TASK REQUIREMENTS: Gather the lines that hold the string "laundry".

(Collected data entries)
· · · · ·

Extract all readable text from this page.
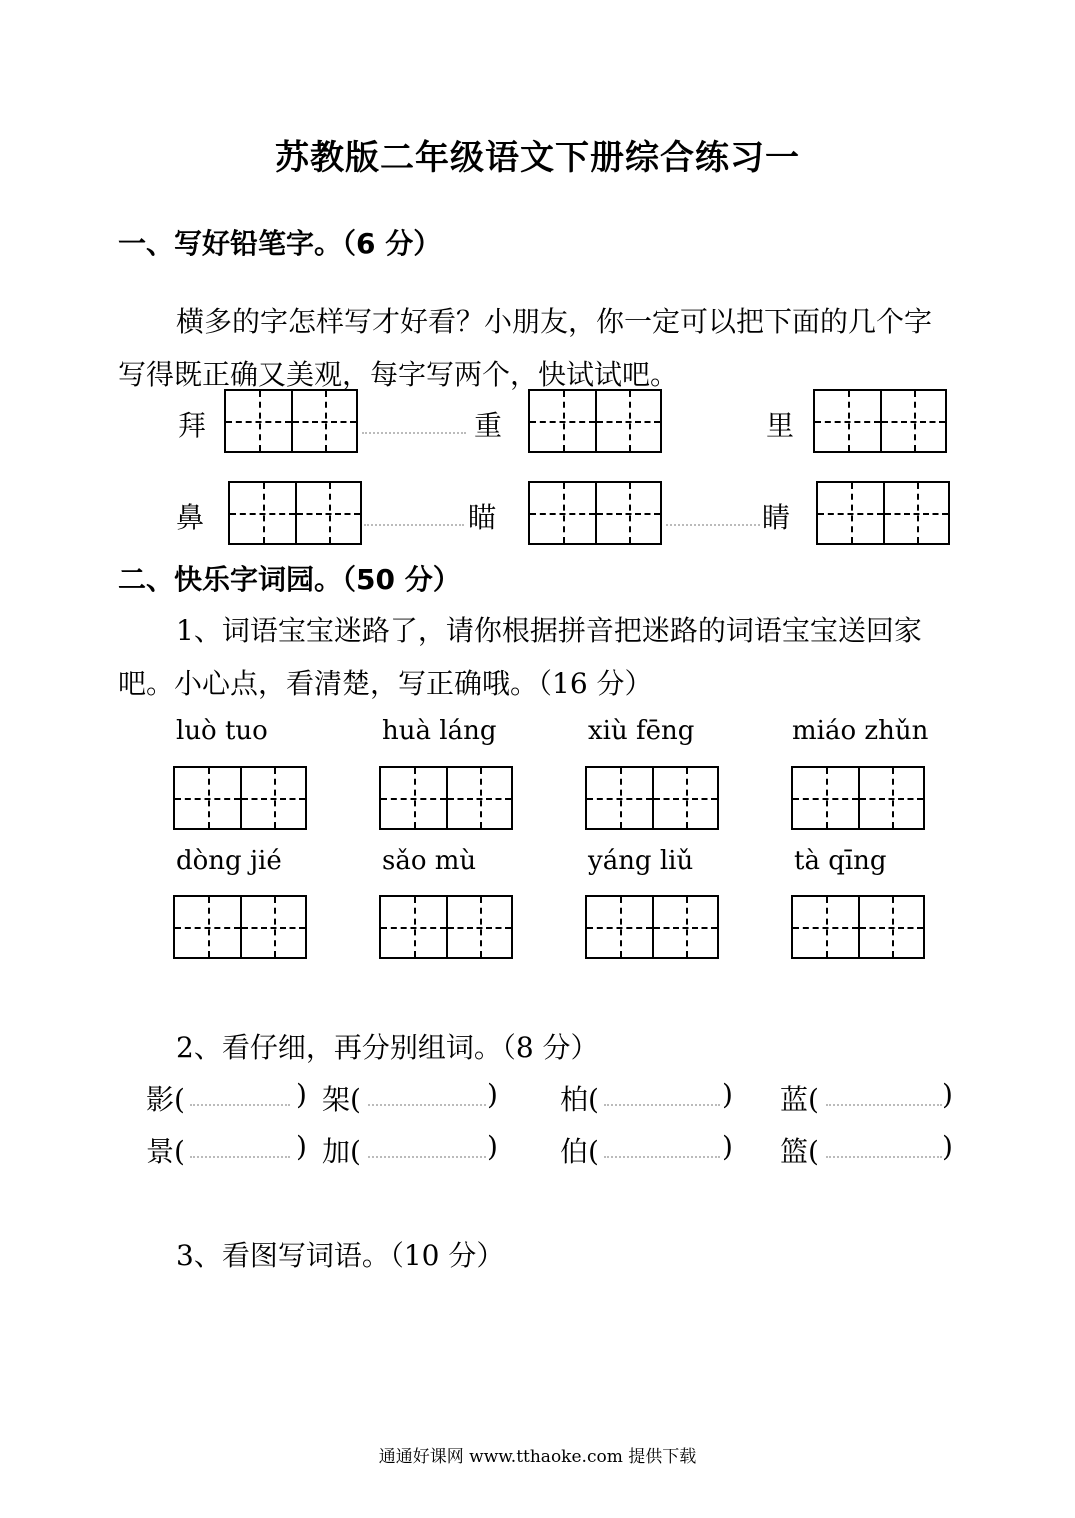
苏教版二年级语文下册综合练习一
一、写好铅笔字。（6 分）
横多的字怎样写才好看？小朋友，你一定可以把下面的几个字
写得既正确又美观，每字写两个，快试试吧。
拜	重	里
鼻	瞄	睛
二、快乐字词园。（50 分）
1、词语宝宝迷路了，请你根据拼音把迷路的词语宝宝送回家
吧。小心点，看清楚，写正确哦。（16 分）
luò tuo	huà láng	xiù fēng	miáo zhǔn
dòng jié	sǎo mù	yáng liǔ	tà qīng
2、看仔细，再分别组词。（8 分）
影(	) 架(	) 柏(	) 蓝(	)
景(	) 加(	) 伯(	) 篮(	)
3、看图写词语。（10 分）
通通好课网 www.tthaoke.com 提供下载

· · · · ·

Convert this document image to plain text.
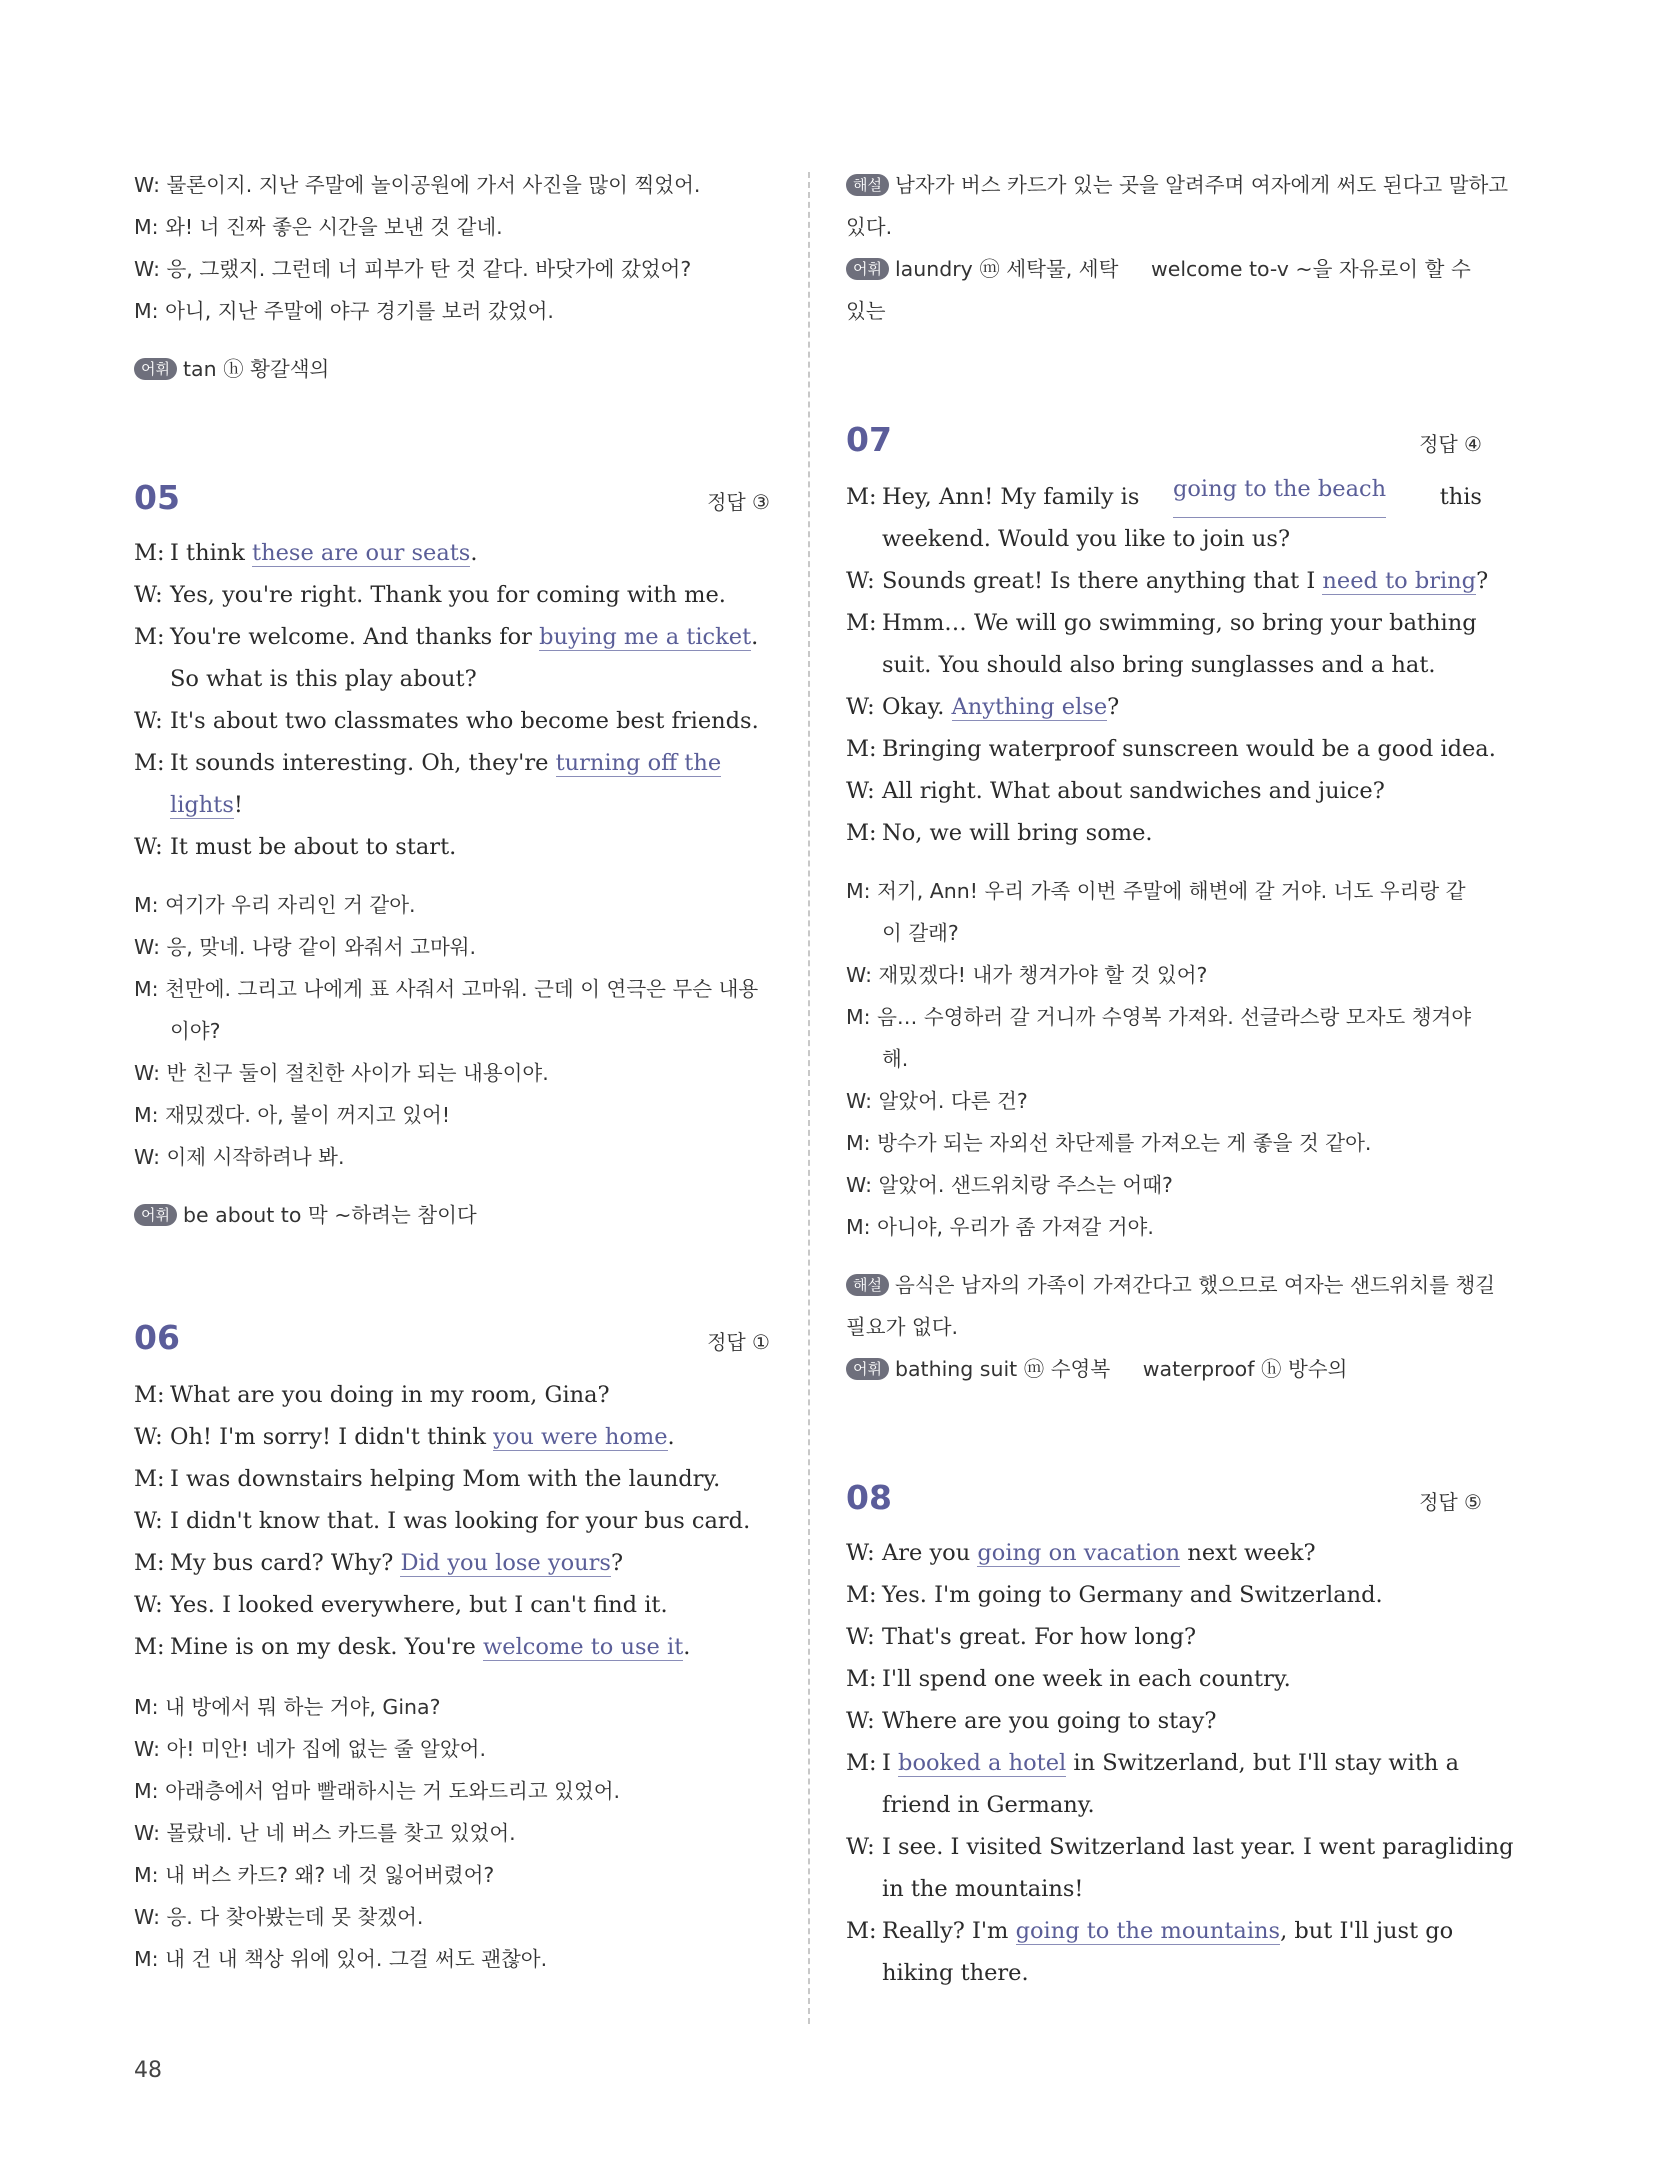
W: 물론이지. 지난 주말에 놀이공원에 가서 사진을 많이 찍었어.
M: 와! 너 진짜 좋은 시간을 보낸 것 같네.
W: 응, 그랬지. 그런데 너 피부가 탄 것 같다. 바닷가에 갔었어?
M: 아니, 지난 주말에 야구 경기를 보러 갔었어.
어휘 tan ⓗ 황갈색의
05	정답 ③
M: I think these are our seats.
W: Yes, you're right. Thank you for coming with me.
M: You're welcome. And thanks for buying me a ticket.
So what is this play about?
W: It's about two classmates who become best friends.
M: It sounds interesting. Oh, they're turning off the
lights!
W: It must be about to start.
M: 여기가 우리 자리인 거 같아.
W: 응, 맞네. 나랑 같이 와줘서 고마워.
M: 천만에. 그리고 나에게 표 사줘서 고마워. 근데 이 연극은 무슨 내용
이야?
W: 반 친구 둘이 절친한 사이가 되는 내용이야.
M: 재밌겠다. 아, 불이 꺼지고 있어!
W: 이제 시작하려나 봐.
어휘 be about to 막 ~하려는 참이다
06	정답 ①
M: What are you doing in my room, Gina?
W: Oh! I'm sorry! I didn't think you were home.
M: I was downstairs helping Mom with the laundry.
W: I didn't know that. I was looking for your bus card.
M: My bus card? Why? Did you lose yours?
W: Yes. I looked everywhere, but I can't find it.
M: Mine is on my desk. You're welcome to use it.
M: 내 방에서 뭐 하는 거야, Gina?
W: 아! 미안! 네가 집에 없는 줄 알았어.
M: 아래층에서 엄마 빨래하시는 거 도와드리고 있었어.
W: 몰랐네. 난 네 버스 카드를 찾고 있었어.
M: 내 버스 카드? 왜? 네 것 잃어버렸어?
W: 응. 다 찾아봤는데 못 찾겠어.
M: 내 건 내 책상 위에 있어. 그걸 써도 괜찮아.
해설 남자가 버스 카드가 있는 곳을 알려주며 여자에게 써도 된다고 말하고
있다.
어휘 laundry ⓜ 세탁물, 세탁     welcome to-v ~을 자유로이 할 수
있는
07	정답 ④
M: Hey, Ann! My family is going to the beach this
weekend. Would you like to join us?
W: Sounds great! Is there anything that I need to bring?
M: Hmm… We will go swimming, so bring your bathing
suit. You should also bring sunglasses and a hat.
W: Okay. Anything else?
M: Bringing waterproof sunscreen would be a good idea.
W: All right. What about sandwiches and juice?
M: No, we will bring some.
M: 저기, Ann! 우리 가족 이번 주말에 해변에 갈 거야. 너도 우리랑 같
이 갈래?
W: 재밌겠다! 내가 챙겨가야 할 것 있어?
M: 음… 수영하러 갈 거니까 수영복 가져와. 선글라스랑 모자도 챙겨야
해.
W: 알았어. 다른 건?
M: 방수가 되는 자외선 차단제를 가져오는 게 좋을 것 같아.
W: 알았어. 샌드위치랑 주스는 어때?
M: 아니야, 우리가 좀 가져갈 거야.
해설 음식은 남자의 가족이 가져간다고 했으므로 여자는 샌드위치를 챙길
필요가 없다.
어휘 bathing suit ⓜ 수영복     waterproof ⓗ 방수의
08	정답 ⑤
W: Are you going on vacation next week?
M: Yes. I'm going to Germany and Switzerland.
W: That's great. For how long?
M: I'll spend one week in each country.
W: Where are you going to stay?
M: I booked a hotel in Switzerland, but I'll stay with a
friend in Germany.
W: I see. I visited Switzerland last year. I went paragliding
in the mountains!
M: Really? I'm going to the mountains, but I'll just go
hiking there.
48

· · · · ·

COMPLETE OUTPUT:
M: I was downstairs helping Mom with the laundry.
어휘 laundry ⓜ 세탁물, 세탁     welcome to-v ~을 자유로이 할 수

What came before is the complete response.